**Exercise objective**:
Transcribe the full listing below exactly.

**Recorded data**:
________
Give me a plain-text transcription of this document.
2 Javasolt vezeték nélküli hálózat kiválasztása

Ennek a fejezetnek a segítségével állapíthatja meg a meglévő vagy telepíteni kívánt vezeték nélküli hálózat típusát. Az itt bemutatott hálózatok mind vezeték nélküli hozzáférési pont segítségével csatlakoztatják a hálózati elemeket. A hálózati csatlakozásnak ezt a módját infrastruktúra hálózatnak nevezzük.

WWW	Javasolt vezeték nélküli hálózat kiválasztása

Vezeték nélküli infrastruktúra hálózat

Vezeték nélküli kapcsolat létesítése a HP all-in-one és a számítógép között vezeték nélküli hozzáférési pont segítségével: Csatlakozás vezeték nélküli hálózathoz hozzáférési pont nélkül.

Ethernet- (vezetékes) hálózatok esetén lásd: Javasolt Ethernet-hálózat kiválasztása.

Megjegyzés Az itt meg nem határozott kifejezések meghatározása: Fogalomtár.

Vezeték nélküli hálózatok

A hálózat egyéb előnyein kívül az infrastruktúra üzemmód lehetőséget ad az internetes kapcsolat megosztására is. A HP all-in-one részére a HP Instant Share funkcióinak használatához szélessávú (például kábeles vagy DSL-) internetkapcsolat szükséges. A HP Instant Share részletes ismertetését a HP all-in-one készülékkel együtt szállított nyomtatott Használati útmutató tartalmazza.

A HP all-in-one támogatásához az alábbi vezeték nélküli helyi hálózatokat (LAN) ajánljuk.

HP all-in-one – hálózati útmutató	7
________
**Exercise result**:
Give me a plain-text transcription of this document.
2 Javasolt vezeték nélküli hálózat kiválasztása

Ennek a fejezetnek a segítségével állapíthatja meg a meglévő vagy telepíteni kívánt vezeték nélküli hálózat típusát. Az itt bemutatott hálózatok mind vezeték nélküli hozzáférési pont segítségével csatlakoztatják a hálózati elemeket. A hálózati csatlakozásnak ezt a módját infrastruktúra hálózatnak nevezzük.

WWW	Javasolt vezeték nélküli hálózat kiválasztása

Vezeték nélküli infrastruktúra hálózat

Vezeték nélküli kapcsolat létesítése a HP all-in-one és a számítógép között vezeték nélküli hozzáférési pont segítségével: Csatlakozás vezeték nélküli hálózathoz hozzáférési pont nélkül.

Ethernet- (vezetékes) hálózatok esetén lásd: Javasolt Ethernet-hálózat kiválasztása.

Megjegyzés Az itt meg nem határozott kifejezések meghatározása: Fogalomtár.

Vezeték nélküli hálózatok

A hálózat egyéb előnyein kívül az infrastruktúra üzemmód lehetőséget ad az internetes kapcsolat megosztására is. A HP all-in-one részére a HP Instant Share funkcióinak használatához szélessávú (például kábeles vagy DSL-) internetkapcsolat szükséges. A HP Instant Share részletes ismertetését a HP all-in-one készülékkel együtt szállított nyomtatott Használati útmutató tartalmazza.

A HP all-in-one támogatásához az alábbi vezeték nélküli helyi hálózatokat (LAN) ajánljuk.

HP all-in-one – hálózati útmutató	7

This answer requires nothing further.